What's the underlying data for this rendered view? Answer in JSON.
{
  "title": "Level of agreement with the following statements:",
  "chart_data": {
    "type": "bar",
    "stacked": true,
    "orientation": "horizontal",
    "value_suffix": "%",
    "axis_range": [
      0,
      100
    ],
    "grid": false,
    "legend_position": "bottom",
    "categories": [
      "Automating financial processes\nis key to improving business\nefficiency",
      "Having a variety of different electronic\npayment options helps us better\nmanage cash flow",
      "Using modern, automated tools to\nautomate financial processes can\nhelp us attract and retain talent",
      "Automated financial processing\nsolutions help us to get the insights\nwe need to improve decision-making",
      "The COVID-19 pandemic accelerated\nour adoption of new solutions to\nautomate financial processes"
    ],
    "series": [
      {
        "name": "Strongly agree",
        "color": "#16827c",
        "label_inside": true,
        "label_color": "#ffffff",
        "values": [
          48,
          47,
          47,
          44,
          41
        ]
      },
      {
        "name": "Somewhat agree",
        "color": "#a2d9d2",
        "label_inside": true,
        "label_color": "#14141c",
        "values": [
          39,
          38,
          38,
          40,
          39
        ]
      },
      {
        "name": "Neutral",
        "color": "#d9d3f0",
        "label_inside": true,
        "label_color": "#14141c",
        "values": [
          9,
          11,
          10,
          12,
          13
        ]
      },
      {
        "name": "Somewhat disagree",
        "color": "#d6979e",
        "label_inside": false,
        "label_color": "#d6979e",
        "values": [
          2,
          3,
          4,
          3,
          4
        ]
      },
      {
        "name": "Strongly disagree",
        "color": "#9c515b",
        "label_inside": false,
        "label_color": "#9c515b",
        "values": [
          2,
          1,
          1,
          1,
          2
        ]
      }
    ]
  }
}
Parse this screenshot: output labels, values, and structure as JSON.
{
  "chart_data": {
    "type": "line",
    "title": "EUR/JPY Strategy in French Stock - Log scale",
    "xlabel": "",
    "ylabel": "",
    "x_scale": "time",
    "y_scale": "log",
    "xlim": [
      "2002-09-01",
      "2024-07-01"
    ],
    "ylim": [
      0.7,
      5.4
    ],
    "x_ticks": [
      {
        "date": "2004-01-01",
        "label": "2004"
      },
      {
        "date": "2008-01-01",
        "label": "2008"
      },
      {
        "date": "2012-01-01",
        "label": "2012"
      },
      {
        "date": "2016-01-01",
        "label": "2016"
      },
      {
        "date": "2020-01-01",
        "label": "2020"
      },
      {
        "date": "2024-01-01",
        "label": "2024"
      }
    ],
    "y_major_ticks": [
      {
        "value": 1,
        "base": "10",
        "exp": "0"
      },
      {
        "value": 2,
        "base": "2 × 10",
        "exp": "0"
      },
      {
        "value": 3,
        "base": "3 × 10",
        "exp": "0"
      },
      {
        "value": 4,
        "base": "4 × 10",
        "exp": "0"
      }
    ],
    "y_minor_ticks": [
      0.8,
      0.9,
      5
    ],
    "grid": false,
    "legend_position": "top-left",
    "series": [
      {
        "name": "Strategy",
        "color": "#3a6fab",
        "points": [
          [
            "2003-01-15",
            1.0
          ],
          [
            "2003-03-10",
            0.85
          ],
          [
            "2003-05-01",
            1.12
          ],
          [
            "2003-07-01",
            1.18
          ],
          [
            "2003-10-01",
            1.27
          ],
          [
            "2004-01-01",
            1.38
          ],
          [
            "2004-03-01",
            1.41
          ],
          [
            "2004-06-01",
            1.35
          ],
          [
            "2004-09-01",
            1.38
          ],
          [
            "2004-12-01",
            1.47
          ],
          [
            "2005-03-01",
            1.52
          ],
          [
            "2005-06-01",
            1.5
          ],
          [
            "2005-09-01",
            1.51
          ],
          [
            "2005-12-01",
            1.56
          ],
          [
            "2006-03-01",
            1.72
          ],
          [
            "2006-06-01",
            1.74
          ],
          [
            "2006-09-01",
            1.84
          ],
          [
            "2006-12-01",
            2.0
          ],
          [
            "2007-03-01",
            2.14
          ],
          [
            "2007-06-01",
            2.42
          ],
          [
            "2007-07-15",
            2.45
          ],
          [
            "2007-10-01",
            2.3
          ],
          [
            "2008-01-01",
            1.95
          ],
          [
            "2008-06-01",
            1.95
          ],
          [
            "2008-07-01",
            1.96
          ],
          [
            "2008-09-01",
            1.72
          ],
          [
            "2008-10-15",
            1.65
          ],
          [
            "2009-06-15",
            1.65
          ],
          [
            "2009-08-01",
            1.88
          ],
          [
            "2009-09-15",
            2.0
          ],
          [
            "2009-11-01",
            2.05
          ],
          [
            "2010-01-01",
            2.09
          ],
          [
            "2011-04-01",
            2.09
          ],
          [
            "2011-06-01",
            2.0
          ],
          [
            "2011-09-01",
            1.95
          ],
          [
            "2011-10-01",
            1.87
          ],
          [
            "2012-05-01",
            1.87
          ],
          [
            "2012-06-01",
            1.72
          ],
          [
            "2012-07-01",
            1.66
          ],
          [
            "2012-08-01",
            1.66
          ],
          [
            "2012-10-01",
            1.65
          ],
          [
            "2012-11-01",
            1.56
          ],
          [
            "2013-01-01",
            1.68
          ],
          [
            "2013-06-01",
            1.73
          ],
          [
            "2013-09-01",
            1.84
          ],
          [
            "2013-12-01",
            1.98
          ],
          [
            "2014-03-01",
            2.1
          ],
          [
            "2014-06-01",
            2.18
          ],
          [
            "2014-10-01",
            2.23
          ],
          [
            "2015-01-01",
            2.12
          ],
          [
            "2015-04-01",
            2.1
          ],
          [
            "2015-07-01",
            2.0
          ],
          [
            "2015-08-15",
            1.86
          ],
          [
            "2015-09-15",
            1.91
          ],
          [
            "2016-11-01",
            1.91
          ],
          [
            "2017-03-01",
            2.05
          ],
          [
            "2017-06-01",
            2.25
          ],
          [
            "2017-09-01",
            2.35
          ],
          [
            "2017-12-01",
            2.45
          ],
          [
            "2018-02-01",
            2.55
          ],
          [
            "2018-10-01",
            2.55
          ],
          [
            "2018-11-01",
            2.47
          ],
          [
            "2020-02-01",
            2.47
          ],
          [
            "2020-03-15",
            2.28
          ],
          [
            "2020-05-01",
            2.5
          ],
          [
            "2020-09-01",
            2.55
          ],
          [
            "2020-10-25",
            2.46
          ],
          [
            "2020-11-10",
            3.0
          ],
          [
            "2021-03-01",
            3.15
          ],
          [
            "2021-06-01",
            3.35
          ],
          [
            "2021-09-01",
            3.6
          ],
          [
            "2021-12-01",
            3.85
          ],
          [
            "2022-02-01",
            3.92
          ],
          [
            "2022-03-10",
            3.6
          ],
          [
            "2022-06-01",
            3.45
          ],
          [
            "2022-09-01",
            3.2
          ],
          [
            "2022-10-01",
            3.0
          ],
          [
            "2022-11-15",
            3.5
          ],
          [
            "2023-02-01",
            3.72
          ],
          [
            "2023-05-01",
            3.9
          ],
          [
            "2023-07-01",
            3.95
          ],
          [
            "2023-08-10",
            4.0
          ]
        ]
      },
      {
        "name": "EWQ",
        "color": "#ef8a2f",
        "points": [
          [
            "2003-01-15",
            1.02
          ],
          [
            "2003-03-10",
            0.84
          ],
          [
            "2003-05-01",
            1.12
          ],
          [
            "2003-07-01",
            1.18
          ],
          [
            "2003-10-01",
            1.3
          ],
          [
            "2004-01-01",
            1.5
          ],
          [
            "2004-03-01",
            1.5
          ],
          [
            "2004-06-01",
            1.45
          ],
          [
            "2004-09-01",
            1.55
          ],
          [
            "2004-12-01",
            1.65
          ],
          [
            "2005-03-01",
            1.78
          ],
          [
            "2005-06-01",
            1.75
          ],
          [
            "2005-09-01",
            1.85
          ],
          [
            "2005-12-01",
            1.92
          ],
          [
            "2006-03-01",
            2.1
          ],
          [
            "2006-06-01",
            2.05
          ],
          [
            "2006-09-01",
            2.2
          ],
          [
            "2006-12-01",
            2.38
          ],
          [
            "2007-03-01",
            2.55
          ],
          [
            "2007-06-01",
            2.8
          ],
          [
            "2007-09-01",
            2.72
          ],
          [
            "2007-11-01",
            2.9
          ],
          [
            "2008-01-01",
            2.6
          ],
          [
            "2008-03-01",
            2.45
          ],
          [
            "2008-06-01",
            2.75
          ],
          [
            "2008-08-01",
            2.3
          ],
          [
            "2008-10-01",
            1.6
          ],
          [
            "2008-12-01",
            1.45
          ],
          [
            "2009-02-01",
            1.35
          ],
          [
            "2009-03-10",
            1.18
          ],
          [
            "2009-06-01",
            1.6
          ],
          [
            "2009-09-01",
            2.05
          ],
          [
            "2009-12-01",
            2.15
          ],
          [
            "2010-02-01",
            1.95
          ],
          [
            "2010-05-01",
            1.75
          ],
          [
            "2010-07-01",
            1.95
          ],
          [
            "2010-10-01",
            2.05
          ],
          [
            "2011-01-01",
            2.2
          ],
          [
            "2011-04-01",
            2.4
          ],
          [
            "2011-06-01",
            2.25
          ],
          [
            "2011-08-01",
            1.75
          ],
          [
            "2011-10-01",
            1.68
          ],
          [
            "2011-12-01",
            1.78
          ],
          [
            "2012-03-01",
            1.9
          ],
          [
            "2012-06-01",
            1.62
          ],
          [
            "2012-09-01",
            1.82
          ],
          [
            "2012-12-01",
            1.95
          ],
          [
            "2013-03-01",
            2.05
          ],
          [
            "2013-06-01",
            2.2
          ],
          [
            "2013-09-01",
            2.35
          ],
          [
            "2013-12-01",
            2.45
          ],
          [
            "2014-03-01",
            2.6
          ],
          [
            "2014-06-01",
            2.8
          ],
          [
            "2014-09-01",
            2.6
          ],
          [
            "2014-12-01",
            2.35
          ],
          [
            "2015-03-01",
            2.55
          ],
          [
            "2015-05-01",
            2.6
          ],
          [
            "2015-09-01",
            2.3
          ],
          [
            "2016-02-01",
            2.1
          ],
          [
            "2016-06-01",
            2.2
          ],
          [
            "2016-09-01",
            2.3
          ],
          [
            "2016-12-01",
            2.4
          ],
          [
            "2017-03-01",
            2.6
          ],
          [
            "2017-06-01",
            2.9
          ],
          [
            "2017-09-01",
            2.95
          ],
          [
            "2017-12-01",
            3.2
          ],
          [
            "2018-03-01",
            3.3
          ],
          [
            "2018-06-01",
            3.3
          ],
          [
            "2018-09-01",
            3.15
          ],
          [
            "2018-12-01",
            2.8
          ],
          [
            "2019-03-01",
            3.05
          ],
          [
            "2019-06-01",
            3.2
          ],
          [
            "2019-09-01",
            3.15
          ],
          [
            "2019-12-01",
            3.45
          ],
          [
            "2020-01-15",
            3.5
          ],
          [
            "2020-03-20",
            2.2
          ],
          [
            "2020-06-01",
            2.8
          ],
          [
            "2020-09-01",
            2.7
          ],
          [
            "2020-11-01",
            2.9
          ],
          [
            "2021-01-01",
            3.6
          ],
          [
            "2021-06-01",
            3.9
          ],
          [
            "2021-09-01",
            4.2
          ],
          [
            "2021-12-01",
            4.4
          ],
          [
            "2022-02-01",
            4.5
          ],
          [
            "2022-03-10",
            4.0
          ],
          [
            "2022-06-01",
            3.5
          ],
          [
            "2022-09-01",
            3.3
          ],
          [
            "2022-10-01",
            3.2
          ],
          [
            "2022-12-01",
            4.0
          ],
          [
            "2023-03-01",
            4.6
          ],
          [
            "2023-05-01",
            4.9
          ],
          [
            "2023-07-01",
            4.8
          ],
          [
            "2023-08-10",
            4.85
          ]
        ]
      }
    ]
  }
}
=======
[TASK TO COMPLETE] From the listing above, copy every line that includes the word "financial".

[TASK SOLUTION]
      "Automating financial processes\nis key to improving business\nefficiency",
      "Using modern, automated tools to\nautomate financial processes can\nhelp us attract and retain talent",
      "Automated financial processing\nsolutions help us to get the insights\nwe need to improve decision-making",
      "The COVID-19 pandemic accelerated\nour adoption of new solutions to\nautomate financial processes"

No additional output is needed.